**DIRECTIONS:** Reproduce each of the rows below word for word, leaving none out.

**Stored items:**
------------------------------------------------------------------------

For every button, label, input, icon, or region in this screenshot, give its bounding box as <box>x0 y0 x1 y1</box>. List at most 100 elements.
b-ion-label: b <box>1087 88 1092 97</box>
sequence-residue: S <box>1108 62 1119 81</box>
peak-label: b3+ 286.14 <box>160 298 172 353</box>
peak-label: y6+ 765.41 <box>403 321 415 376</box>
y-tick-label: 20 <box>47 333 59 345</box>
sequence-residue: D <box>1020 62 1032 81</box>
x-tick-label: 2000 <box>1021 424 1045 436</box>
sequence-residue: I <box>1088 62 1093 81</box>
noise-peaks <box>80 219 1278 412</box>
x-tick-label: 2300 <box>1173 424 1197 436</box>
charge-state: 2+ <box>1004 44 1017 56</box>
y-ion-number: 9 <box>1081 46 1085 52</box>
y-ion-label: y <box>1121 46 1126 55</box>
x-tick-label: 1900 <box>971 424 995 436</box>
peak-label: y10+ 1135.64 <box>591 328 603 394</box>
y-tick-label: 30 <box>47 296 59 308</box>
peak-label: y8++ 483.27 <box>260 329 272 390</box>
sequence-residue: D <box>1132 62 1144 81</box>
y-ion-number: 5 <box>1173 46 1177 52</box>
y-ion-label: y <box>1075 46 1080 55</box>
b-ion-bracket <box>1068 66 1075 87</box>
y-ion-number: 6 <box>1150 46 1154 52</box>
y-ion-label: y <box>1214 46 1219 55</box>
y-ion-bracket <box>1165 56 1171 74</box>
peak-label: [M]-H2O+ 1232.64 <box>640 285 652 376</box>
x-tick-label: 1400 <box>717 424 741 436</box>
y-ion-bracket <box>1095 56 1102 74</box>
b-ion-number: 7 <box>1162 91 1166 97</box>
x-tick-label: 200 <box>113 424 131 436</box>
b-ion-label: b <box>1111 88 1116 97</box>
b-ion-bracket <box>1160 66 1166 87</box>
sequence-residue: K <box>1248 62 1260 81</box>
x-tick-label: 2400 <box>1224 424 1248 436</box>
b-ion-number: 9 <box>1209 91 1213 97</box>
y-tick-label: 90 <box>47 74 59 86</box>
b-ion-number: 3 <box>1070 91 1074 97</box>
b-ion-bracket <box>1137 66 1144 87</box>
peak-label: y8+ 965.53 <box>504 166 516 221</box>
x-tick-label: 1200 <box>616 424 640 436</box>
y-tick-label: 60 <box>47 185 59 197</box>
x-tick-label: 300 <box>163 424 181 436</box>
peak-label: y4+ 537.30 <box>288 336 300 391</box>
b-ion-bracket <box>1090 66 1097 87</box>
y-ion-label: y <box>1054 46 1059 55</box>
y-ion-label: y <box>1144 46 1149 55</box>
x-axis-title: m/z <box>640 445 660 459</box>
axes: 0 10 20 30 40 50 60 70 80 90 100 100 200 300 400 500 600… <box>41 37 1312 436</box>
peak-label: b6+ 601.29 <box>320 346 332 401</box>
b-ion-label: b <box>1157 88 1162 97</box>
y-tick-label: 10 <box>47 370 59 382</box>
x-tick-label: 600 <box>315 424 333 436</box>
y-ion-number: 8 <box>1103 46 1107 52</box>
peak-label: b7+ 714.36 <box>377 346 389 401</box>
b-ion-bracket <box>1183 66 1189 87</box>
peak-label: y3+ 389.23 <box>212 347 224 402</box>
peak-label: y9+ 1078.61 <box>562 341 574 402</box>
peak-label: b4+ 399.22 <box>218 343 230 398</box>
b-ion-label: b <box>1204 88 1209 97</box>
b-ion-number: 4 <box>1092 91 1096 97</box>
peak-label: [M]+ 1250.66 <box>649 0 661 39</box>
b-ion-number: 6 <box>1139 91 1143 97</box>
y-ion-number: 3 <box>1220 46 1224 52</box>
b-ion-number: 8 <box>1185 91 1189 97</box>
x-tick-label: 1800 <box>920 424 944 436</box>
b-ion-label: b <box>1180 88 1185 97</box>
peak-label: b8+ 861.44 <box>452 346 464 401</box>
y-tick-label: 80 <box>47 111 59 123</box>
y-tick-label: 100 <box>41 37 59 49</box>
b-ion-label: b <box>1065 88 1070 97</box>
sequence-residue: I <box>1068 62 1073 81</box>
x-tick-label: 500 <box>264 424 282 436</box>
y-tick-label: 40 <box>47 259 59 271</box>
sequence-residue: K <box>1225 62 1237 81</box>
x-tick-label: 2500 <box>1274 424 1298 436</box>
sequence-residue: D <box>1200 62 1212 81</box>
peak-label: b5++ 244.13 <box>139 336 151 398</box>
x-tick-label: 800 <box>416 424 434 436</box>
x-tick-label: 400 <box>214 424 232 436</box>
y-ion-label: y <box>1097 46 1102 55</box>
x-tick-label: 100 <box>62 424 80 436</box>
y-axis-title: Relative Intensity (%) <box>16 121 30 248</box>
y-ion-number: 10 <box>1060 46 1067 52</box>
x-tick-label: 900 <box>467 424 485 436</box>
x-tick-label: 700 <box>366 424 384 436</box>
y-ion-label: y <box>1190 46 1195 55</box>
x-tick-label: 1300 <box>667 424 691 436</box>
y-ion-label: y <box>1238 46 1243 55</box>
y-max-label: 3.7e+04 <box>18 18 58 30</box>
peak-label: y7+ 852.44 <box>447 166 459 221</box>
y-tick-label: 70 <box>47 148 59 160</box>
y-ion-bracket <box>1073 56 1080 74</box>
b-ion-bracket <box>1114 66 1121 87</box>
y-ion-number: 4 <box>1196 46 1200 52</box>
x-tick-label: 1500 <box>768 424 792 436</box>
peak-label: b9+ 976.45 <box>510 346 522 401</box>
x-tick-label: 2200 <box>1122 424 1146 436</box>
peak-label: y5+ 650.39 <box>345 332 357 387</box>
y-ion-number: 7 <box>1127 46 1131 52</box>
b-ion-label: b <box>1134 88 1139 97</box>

------------------------------------------------------------------------

**SOLUTION FOR THIS PROBLEM:**
For every button, label, input, icon, or region in this screenshot, give its bounding box as <box>x0 y0 x1 y1</box>. List at most 100 elements.
b-ion-label: b <box>1087 88 1092 97</box>
sequence-residue: S <box>1108 62 1119 81</box>
peak-label: b3+ 286.14 <box>160 298 172 353</box>
peak-label: y6+ 765.41 <box>403 321 415 376</box>
y-tick-label: 20 <box>47 333 59 345</box>
sequence-residue: D <box>1020 62 1032 81</box>
x-tick-label: 2000 <box>1021 424 1045 436</box>
sequence-residue: I <box>1088 62 1093 81</box>
noise-peaks <box>80 219 1278 412</box>
x-tick-label: 2300 <box>1173 424 1197 436</box>
charge-state: 2+ <box>1004 44 1017 56</box>
y-ion-number: 9 <box>1081 46 1085 52</box>
y-ion-label: y <box>1121 46 1126 55</box>
x-tick-label: 1900 <box>971 424 995 436</box>
peak-label: y10+ 1135.64 <box>591 328 603 394</box>
y-tick-label: 30 <box>47 296 59 308</box>
peak-label: y8++ 483.27 <box>260 329 272 390</box>
sequence-residue: D <box>1132 62 1144 81</box>
y-ion-number: 5 <box>1173 46 1177 52</box>
y-ion-label: y <box>1075 46 1080 55</box>
b-ion-bracket <box>1068 66 1075 87</box>
y-ion-number: 6 <box>1150 46 1154 52</box>
y-ion-label: y <box>1214 46 1219 55</box>
y-ion-bracket <box>1165 56 1171 74</box>
peak-label: [M]-H2O+ 1232.64 <box>640 285 652 376</box>
x-tick-label: 1400 <box>717 424 741 436</box>
y-ion-bracket <box>1095 56 1102 74</box>
b-ion-number: 7 <box>1162 91 1166 97</box>
x-tick-label: 200 <box>113 424 131 436</box>
b-ion-label: b <box>1111 88 1116 97</box>
b-ion-bracket <box>1160 66 1166 87</box>
sequence-residue: K <box>1248 62 1260 81</box>
x-tick-label: 2400 <box>1224 424 1248 436</box>
b-ion-number: 9 <box>1209 91 1213 97</box>
y-tick-label: 90 <box>47 74 59 86</box>
b-ion-number: 3 <box>1070 91 1074 97</box>
b-ion-bracket <box>1137 66 1144 87</box>
peak-label: y8+ 965.53 <box>504 166 516 221</box>
x-tick-label: 1200 <box>616 424 640 436</box>
y-tick-label: 60 <box>47 185 59 197</box>
x-tick-label: 300 <box>163 424 181 436</box>
peak-label: y4+ 537.30 <box>288 336 300 391</box>
b-ion-bracket <box>1090 66 1097 87</box>
y-ion-label: y <box>1054 46 1059 55</box>
y-ion-label: y <box>1144 46 1149 55</box>
x-axis-title: m/z <box>640 445 660 459</box>
axes: 0 10 20 30 40 50 60 70 80 90 100 100 200 300 400 500 600… <box>41 37 1312 436</box>
peak-label: b6+ 601.29 <box>320 346 332 401</box>
b-ion-label: b <box>1157 88 1162 97</box>
y-tick-label: 10 <box>47 370 59 382</box>
x-tick-label: 600 <box>315 424 333 436</box>
y-ion-number: 8 <box>1103 46 1107 52</box>
peak-label: b7+ 714.36 <box>377 346 389 401</box>
b-ion-bracket <box>1183 66 1189 87</box>
peak-label: y3+ 389.23 <box>212 347 224 402</box>
peak-label: y9+ 1078.61 <box>562 341 574 402</box>
peak-label: b4+ 399.22 <box>218 343 230 398</box>
b-ion-label: b <box>1204 88 1209 97</box>
b-ion-number: 4 <box>1092 91 1096 97</box>
peak-label: [M]+ 1250.66 <box>649 0 661 39</box>
b-ion-number: 6 <box>1139 91 1143 97</box>
y-ion-number: 3 <box>1220 46 1224 52</box>
b-ion-number: 8 <box>1185 91 1189 97</box>
x-tick-label: 1800 <box>920 424 944 436</box>
b-ion-label: b <box>1180 88 1185 97</box>
peak-label: b8+ 861.44 <box>452 346 464 401</box>
y-tick-label: 80 <box>47 111 59 123</box>
y-tick-label: 100 <box>41 37 59 49</box>
b-ion-label: b <box>1065 88 1070 97</box>
sequence-residue: I <box>1068 62 1073 81</box>
x-tick-label: 500 <box>264 424 282 436</box>
y-tick-label: 40 <box>47 259 59 271</box>
sequence-residue: K <box>1225 62 1237 81</box>
x-tick-label: 2500 <box>1274 424 1298 436</box>
sequence-residue: D <box>1200 62 1212 81</box>
peak-label: b5++ 244.13 <box>139 336 151 398</box>
x-tick-label: 800 <box>416 424 434 436</box>
x-tick-label: 400 <box>214 424 232 436</box>
y-ion-label: y <box>1097 46 1102 55</box>
x-tick-label: 100 <box>62 424 80 436</box>
y-axis-title: Relative Intensity (%) <box>16 121 30 248</box>
y-ion-number: 10 <box>1060 46 1067 52</box>
x-tick-label: 900 <box>467 424 485 436</box>
x-tick-label: 700 <box>366 424 384 436</box>
y-ion-label: y <box>1190 46 1195 55</box>
x-tick-label: 1300 <box>667 424 691 436</box>
y-ion-label: y <box>1238 46 1243 55</box>
y-max-label: 3.7e+04 <box>18 18 58 30</box>
peak-label: y7+ 852.44 <box>447 166 459 221</box>
y-tick-label: 70 <box>47 148 59 160</box>
y-ion-bracket <box>1073 56 1080 74</box>
b-ion-bracket <box>1114 66 1121 87</box>
y-ion-number: 4 <box>1196 46 1200 52</box>
x-tick-label: 1500 <box>768 424 792 436</box>
peak-label: b9+ 976.45 <box>510 346 522 401</box>
x-tick-label: 2200 <box>1122 424 1146 436</box>
peak-label: y5+ 650.39 <box>345 332 357 387</box>
y-ion-number: 7 <box>1127 46 1131 52</box>
b-ion-label: b <box>1134 88 1139 97</box>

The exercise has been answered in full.